%%
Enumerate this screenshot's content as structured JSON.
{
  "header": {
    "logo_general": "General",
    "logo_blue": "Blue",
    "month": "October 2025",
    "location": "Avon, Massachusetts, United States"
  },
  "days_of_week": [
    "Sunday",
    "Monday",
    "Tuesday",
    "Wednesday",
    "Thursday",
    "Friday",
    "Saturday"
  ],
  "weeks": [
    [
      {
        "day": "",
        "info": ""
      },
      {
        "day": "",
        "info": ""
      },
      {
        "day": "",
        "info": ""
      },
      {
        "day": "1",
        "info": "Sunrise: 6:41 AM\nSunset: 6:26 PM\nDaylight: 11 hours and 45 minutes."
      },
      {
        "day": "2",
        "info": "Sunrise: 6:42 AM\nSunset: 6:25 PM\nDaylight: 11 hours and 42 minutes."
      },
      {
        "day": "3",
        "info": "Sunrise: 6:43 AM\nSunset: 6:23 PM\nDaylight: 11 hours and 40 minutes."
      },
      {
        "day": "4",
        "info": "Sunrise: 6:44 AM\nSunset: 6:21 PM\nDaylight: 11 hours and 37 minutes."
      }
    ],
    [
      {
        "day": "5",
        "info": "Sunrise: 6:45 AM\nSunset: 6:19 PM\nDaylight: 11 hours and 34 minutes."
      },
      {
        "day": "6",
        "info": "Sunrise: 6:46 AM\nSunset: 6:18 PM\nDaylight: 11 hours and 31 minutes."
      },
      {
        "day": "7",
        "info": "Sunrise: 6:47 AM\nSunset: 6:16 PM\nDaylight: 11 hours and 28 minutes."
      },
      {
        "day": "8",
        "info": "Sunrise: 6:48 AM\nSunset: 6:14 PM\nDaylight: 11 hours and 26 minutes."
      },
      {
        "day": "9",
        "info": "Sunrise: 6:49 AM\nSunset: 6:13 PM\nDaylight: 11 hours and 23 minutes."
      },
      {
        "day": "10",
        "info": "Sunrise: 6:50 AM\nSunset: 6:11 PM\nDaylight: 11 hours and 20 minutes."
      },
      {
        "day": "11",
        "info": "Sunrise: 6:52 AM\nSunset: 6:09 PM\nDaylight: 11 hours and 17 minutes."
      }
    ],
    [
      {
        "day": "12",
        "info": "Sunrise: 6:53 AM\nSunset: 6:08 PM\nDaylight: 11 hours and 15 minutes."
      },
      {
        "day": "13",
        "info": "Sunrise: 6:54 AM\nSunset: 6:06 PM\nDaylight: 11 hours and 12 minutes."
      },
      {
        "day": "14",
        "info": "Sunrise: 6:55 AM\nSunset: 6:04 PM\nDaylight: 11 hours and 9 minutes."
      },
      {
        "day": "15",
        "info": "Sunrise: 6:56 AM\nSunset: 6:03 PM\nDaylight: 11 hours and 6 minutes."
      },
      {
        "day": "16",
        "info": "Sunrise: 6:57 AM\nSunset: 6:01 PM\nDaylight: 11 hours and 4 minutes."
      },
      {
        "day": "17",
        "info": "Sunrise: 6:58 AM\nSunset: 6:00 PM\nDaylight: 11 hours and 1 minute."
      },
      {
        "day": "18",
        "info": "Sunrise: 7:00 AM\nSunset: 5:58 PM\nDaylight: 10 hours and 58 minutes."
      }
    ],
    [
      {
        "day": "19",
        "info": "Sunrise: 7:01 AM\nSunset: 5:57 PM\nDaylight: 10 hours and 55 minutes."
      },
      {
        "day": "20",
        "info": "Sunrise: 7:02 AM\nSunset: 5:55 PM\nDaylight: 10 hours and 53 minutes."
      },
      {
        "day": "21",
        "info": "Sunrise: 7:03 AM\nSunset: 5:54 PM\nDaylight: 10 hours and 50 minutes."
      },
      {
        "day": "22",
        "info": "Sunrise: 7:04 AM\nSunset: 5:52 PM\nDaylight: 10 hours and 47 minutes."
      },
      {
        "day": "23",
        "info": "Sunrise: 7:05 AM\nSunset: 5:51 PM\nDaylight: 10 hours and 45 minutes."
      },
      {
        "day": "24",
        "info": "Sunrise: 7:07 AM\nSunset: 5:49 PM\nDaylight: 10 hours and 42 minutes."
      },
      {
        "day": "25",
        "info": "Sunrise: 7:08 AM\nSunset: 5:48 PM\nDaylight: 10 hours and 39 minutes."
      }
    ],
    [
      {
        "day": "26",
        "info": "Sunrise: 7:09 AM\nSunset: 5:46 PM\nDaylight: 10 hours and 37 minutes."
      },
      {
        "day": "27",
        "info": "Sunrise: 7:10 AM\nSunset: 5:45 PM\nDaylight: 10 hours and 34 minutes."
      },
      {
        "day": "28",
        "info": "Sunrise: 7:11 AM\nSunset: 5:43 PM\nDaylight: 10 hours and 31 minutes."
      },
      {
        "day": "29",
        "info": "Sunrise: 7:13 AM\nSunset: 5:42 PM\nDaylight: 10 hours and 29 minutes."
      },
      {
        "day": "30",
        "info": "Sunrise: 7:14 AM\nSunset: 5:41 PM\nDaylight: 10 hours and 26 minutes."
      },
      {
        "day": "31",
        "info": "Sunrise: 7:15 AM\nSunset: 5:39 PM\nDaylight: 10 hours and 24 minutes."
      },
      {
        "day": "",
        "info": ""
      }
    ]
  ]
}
%%
= Your instructions =
All records above must be set down exactly, please.

= Worked solution =
Enumerate this screenshot's content as structured JSON.
{
  "header": {
    "logo_general": "General",
    "logo_blue": "Blue",
    "month": "October 2025",
    "location": "Avon, Massachusetts, United States"
  },
  "days_of_week": [
    "Sunday",
    "Monday",
    "Tuesday",
    "Wednesday",
    "Thursday",
    "Friday",
    "Saturday"
  ],
  "weeks": [
    [
      {
        "day": "",
        "info": ""
      },
      {
        "day": "",
        "info": ""
      },
      {
        "day": "",
        "info": ""
      },
      {
        "day": "1",
        "info": "Sunrise: 6:41 AM\nSunset: 6:26 PM\nDaylight: 11 hours and 45 minutes."
      },
      {
        "day": "2",
        "info": "Sunrise: 6:42 AM\nSunset: 6:25 PM\nDaylight: 11 hours and 42 minutes."
      },
      {
        "day": "3",
        "info": "Sunrise: 6:43 AM\nSunset: 6:23 PM\nDaylight: 11 hours and 40 minutes."
      },
      {
        "day": "4",
        "info": "Sunrise: 6:44 AM\nSunset: 6:21 PM\nDaylight: 11 hours and 37 minutes."
      }
    ],
    [
      {
        "day": "5",
        "info": "Sunrise: 6:45 AM\nSunset: 6:19 PM\nDaylight: 11 hours and 34 minutes."
      },
      {
        "day": "6",
        "info": "Sunrise: 6:46 AM\nSunset: 6:18 PM\nDaylight: 11 hours and 31 minutes."
      },
      {
        "day": "7",
        "info": "Sunrise: 6:47 AM\nSunset: 6:16 PM\nDaylight: 11 hours and 28 minutes."
      },
      {
        "day": "8",
        "info": "Sunrise: 6:48 AM\nSunset: 6:14 PM\nDaylight: 11 hours and 26 minutes."
      },
      {
        "day": "9",
        "info": "Sunrise: 6:49 AM\nSunset: 6:13 PM\nDaylight: 11 hours and 23 minutes."
      },
      {
        "day": "10",
        "info": "Sunrise: 6:50 AM\nSunset: 6:11 PM\nDaylight: 11 hours and 20 minutes."
      },
      {
        "day": "11",
        "info": "Sunrise: 6:52 AM\nSunset: 6:09 PM\nDaylight: 11 hours and 17 minutes."
      }
    ],
    [
      {
        "day": "12",
        "info": "Sunrise: 6:53 AM\nSunset: 6:08 PM\nDaylight: 11 hours and 15 minutes."
      },
      {
        "day": "13",
        "info": "Sunrise: 6:54 AM\nSunset: 6:06 PM\nDaylight: 11 hours and 12 minutes."
      },
      {
        "day": "14",
        "info": "Sunrise: 6:55 AM\nSunset: 6:04 PM\nDaylight: 11 hours and 9 minutes."
      },
      {
        "day": "15",
        "info": "Sunrise: 6:56 AM\nSunset: 6:03 PM\nDaylight: 11 hours and 6 minutes."
      },
      {
        "day": "16",
        "info": "Sunrise: 6:57 AM\nSunset: 6:01 PM\nDaylight: 11 hours and 4 minutes."
      },
      {
        "day": "17",
        "info": "Sunrise: 6:58 AM\nSunset: 6:00 PM\nDaylight: 11 hours and 1 minute."
      },
      {
        "day": "18",
        "info": "Sunrise: 7:00 AM\nSunset: 5:58 PM\nDaylight: 10 hours and 58 minutes."
      }
    ],
    [
      {
        "day": "19",
        "info": "Sunrise: 7:01 AM\nSunset: 5:57 PM\nDaylight: 10 hours and 55 minutes."
      },
      {
        "day": "20",
        "info": "Sunrise: 7:02 AM\nSunset: 5:55 PM\nDaylight: 10 hours and 53 minutes."
      },
      {
        "day": "21",
        "info": "Sunrise: 7:03 AM\nSunset: 5:54 PM\nDaylight: 10 hours and 50 minutes."
      },
      {
        "day": "22",
        "info": "Sunrise: 7:04 AM\nSunset: 5:52 PM\nDaylight: 10 hours and 47 minutes."
      },
      {
        "day": "23",
        "info": "Sunrise: 7:05 AM\nSunset: 5:51 PM\nDaylight: 10 hours and 45 minutes."
      },
      {
        "day": "24",
        "info": "Sunrise: 7:07 AM\nSunset: 5:49 PM\nDaylight: 10 hours and 42 minutes."
      },
      {
        "day": "25",
        "info": "Sunrise: 7:08 AM\nSunset: 5:48 PM\nDaylight: 10 hours and 39 minutes."
      }
    ],
    [
      {
        "day": "26",
        "info": "Sunrise: 7:09 AM\nSunset: 5:46 PM\nDaylight: 10 hours and 37 minutes."
      },
      {
        "day": "27",
        "info": "Sunrise: 7:10 AM\nSunset: 5:45 PM\nDaylight: 10 hours and 34 minutes."
      },
      {
        "day": "28",
        "info": "Sunrise: 7:11 AM\nSunset: 5:43 PM\nDaylight: 10 hours and 31 minutes."
      },
      {
        "day": "29",
        "info": "Sunrise: 7:13 AM\nSunset: 5:42 PM\nDaylight: 10 hours and 29 minutes."
      },
      {
        "day": "30",
        "info": "Sunrise: 7:14 AM\nSunset: 5:41 PM\nDaylight: 10 hours and 26 minutes."
      },
      {
        "day": "31",
        "info": "Sunrise: 7:15 AM\nSunset: 5:39 PM\nDaylight: 10 hours and 24 minutes."
      },
      {
        "day": "",
        "info": ""
      }
    ]
  ]
}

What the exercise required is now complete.